** Start The data **

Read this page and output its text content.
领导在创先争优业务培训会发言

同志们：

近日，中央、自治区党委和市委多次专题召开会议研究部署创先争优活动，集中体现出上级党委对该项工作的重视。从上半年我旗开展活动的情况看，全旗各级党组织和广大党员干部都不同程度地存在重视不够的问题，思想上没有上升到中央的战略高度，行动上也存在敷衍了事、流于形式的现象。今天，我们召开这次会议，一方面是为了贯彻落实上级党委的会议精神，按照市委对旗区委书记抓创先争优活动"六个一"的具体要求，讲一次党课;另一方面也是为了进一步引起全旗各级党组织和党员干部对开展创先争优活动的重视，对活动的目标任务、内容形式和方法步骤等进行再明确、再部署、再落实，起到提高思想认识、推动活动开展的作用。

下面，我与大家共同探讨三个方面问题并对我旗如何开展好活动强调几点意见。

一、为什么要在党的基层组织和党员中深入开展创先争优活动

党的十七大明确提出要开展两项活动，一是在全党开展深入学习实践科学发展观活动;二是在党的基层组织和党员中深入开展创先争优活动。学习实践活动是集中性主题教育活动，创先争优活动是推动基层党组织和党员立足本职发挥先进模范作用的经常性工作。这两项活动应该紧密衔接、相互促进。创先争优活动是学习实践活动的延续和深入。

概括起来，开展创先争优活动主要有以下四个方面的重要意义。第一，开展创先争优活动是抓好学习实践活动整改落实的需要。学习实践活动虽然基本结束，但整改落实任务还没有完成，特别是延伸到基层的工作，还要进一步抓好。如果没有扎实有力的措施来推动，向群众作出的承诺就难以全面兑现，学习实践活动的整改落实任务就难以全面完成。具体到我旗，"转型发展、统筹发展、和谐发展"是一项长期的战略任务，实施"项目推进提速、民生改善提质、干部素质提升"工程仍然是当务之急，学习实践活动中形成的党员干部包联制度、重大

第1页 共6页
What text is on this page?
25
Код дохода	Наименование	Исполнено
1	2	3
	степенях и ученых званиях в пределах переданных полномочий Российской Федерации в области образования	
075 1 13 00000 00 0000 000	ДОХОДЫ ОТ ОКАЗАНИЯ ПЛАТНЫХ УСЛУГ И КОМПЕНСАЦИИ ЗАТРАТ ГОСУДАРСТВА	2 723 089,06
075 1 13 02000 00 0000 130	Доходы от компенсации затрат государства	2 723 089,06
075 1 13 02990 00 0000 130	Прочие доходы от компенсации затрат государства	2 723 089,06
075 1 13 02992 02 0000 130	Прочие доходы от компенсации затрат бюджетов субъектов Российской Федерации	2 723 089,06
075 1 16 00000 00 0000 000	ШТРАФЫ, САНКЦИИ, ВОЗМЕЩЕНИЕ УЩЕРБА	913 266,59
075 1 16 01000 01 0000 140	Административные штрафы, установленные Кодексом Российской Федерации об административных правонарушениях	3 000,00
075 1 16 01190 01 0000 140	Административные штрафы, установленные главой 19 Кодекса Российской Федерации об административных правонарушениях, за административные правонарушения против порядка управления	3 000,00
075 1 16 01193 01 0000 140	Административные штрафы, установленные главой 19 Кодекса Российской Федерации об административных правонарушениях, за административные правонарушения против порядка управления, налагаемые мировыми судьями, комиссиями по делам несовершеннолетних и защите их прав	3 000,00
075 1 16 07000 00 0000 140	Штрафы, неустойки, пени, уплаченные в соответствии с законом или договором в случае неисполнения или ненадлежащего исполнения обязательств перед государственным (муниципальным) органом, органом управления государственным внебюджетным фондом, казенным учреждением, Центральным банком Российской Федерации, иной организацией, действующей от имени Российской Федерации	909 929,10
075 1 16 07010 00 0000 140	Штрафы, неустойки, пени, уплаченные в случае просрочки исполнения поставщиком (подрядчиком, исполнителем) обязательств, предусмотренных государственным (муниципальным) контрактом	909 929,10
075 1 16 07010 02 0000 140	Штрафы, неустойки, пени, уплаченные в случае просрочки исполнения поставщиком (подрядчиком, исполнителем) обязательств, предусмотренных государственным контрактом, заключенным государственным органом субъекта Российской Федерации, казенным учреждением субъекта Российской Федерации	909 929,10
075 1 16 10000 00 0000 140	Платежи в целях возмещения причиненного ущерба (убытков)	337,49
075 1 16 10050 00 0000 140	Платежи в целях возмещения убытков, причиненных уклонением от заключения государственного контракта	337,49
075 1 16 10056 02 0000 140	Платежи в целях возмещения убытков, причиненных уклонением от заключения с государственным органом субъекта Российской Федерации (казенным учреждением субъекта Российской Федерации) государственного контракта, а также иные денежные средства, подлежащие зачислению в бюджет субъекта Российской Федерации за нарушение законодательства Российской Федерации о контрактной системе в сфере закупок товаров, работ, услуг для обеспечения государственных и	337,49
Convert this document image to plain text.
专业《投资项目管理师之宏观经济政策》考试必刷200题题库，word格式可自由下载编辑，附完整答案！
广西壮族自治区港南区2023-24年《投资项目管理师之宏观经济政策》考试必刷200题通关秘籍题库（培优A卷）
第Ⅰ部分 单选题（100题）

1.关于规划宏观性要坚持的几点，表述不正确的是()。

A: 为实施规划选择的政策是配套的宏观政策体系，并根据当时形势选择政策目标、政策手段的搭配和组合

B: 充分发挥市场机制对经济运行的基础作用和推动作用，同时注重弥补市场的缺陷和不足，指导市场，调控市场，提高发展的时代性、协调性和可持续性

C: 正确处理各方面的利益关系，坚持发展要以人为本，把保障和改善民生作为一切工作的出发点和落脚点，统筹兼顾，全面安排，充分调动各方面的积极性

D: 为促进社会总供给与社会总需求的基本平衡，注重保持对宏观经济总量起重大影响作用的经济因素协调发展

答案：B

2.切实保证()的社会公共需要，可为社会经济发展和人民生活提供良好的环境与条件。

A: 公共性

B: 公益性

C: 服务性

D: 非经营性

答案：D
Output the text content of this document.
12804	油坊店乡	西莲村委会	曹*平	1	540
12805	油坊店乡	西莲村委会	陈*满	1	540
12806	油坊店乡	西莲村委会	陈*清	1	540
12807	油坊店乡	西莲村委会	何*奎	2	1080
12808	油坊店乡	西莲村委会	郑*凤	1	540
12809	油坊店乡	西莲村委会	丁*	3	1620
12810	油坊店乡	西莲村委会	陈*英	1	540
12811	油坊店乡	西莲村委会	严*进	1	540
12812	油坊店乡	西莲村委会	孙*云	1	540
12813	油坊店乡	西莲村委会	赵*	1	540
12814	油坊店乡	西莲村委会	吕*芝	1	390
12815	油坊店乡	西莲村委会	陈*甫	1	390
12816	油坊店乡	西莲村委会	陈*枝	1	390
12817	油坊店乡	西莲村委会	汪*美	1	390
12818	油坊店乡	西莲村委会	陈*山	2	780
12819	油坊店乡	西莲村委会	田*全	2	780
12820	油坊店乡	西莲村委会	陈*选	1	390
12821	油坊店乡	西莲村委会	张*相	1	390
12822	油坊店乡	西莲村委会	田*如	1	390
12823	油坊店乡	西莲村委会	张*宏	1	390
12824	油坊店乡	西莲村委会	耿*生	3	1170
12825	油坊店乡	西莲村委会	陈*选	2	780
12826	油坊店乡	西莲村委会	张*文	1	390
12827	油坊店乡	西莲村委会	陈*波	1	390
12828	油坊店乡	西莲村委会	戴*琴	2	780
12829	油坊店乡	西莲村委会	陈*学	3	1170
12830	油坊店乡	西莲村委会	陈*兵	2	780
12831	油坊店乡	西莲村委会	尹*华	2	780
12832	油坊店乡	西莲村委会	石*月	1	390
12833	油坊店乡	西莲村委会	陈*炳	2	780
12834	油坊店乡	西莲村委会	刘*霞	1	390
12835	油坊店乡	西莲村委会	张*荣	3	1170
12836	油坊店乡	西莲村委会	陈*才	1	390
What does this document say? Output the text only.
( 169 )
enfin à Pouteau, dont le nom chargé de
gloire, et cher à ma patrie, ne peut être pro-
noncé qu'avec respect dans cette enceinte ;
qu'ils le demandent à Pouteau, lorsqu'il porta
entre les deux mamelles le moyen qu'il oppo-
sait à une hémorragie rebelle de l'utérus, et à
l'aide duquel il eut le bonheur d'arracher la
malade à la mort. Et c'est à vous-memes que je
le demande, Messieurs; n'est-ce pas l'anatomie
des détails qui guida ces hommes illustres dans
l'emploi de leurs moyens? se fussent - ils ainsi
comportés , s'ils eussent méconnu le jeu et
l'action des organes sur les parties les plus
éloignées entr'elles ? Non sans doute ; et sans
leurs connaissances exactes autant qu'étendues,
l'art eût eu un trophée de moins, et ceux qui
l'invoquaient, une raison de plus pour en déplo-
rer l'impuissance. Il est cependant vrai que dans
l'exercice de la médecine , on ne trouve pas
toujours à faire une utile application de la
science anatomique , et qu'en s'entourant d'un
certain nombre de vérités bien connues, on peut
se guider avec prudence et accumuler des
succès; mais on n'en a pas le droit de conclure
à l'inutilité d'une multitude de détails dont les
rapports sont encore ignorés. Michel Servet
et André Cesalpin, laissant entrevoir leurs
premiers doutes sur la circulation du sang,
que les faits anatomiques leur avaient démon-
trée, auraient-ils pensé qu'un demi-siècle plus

** End The data **

* **What this task involves**
Copy every line of the data that holds the string "против".

* **Worked answer**
075 1 16 01190 01 0000 140	Административные штрафы, установленные главой 19 Кодекса Российской Федерации об административных правонарушениях, за административные правонарушения против порядка управления	3 000,00
075 1 16 01193 01 0000 140	Административные штрафы, установленные главой 19 Кодекса Российской Федерации об административных правонарушениях, за административные правонарушения против порядка управления, налагаемые мировыми судьями, комиссиями по делам несовершеннолетних и защите их прав	3 000,00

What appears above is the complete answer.